* [Task material]
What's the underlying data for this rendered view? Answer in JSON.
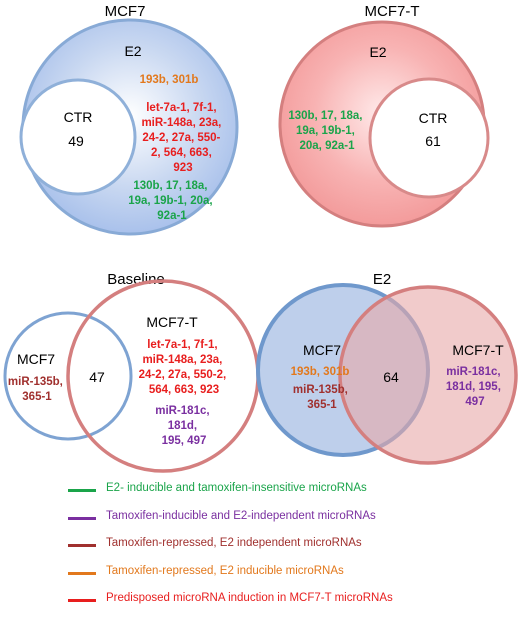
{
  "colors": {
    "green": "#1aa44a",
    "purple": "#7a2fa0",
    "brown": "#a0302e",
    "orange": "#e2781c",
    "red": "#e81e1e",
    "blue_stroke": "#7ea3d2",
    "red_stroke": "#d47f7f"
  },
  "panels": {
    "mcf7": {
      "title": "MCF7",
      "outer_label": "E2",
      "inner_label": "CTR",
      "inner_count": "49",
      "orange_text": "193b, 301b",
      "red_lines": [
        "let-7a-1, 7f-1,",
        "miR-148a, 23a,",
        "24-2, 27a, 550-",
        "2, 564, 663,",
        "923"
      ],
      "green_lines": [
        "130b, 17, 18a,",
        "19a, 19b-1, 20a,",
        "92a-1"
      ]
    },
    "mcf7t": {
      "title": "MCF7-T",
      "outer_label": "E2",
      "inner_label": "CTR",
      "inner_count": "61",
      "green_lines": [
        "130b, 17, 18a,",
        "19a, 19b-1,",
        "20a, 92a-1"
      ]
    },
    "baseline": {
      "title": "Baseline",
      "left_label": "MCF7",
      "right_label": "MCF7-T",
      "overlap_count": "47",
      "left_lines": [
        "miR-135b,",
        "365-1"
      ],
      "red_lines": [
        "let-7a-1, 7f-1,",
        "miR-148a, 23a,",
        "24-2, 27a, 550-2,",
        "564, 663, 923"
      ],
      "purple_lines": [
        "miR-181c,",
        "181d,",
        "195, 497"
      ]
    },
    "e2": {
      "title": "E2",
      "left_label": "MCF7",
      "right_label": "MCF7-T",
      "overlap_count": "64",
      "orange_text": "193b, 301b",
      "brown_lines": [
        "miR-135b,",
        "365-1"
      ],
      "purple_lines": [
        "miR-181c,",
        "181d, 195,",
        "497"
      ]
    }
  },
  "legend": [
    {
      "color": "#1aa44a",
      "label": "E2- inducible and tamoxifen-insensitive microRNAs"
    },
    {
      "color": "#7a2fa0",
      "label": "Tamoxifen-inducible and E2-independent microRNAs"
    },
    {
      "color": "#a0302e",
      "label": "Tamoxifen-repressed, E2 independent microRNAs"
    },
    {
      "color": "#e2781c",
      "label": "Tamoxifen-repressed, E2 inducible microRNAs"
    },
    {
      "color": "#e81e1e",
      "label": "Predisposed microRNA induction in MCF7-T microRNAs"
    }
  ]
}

* [Task] Transcribe every entry word for word, but omit the pictures.

* [Worked solution]
What's the underlying data for this rendered view? Answer in JSON.
{
  "colors": {
    "green": "#1aa44a",
    "purple": "#7a2fa0",
    "brown": "#a0302e",
    "orange": "#e2781c",
    "red": "#e81e1e",
    "blue_stroke": "#7ea3d2",
    "red_stroke": "#d47f7f"
  },
  "panels": {
    "mcf7": {
      "title": "MCF7",
      "outer_label": "E2",
      "inner_label": "CTR",
      "inner_count": "49",
      "orange_text": "193b, 301b",
      "red_lines": [
        "let-7a-1, 7f-1,",
        "miR-148a, 23a,",
        "24-2, 27a, 550-",
        "2, 564, 663,",
        "923"
      ],
      "green_lines": [
        "130b, 17, 18a,",
        "19a, 19b-1, 20a,",
        "92a-1"
      ]
    },
    "mcf7t": {
      "title": "MCF7-T",
      "outer_label": "E2",
      "inner_label": "CTR",
      "inner_count": "61",
      "green_lines": [
        "130b, 17, 18a,",
        "19a, 19b-1,",
        "20a, 92a-1"
      ]
    },
    "baseline": {
      "title": "Baseline",
      "left_label": "MCF7",
      "right_label": "MCF7-T",
      "overlap_count": "47",
      "left_lines": [
        "miR-135b,",
        "365-1"
      ],
      "red_lines": [
        "let-7a-1, 7f-1,",
        "miR-148a, 23a,",
        "24-2, 27a, 550-2,",
        "564, 663, 923"
      ],
      "purple_lines": [
        "miR-181c,",
        "181d,",
        "195, 497"
      ]
    },
    "e2": {
      "title": "E2",
      "left_label": "MCF7",
      "right_label": "MCF7-T",
      "overlap_count": "64",
      "orange_text": "193b, 301b",
      "brown_lines": [
        "miR-135b,",
        "365-1"
      ],
      "purple_lines": [
        "miR-181c,",
        "181d, 195,",
        "497"
      ]
    }
  },
  "legend": [
    {
      "color": "#1aa44a",
      "label": "E2- inducible and tamoxifen-insensitive microRNAs"
    },
    {
      "color": "#7a2fa0",
      "label": "Tamoxifen-inducible and E2-independent microRNAs"
    },
    {
      "color": "#a0302e",
      "label": "Tamoxifen-repressed, E2 independent microRNAs"
    },
    {
      "color": "#e2781c",
      "label": "Tamoxifen-repressed, E2 inducible microRNAs"
    },
    {
      "color": "#e81e1e",
      "label": "Predisposed microRNA induction in MCF7-T microRNAs"
    }
  ]
}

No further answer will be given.